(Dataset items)
++++++++
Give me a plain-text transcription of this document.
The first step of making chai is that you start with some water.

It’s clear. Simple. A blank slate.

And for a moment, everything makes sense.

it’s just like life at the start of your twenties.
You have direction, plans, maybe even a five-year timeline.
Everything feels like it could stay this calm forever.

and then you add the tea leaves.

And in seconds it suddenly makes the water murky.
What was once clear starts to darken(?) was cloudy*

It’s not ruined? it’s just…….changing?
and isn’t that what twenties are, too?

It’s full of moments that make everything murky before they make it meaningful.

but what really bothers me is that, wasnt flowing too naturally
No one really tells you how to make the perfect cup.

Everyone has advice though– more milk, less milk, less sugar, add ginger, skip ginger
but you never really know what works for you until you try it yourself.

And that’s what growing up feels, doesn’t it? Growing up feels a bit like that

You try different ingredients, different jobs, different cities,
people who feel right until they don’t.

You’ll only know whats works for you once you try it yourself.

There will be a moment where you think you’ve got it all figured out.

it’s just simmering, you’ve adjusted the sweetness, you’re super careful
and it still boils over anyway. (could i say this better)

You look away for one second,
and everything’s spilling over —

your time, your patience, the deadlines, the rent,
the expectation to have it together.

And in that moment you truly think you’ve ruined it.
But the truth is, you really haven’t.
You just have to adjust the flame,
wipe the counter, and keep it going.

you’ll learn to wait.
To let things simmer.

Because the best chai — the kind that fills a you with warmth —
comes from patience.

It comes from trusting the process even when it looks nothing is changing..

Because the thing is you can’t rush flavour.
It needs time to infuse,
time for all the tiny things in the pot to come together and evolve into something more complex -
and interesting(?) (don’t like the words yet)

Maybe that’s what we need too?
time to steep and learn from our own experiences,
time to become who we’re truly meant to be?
++++++++
### TASK REQUIREMENTS
Write out every entry word for word.

### OUTPUT OF THE EXERCISE
Give me a plain-text transcription of this document.
The first step of making chai is that you start with some water.

It’s clear. Simple. A blank slate.

And for a moment, everything makes sense.

it’s just like life at the start of your twenties.
You have direction, plans, maybe even a five-year timeline.
Everything feels like it could stay this calm forever.

and then you add the tea leaves.

And in seconds it suddenly makes the water murky.
What was once clear starts to darken(?) was cloudy*

It’s not ruined? it’s just…….changing?
and isn’t that what twenties are, too?

It’s full of moments that make everything murky before they make it meaningful.

but what really bothers me is that, wasnt flowing too naturally
No one really tells you how to make the perfect cup.

Everyone has advice though– more milk, less milk, less sugar, add ginger, skip ginger
but you never really know what works for you until you try it yourself.

And that’s what growing up feels, doesn’t it? Growing up feels a bit like that

You try different ingredients, different jobs, different cities,
people who feel right until they don’t.

You’ll only know whats works for you once you try it yourself.

There will be a moment where you think you’ve got it all figured out.

it’s just simmering, you’ve adjusted the sweetness, you’re super careful
and it still boils over anyway. (could i say this better)

You look away for one second,
and everything’s spilling over —

your time, your patience, the deadlines, the rent,
the expectation to have it together.

And in that moment you truly think you’ve ruined it.
But the truth is, you really haven’t.
You just have to adjust the flame,
wipe the counter, and keep it going.

you’ll learn to wait.
To let things simmer.

Because the best chai — the kind that fills a you with warmth —
comes from patience.

It comes from trusting the process even when it looks nothing is changing..

Because the thing is you can’t rush flavour.
It needs time to infuse,
time for all the tiny things in the pot to come together and evolve into something more complex -
and interesting(?) (don’t like the words yet)

Maybe that’s what we need too?
time to steep and learn from our own experiences,
time to become who we’re truly meant to be?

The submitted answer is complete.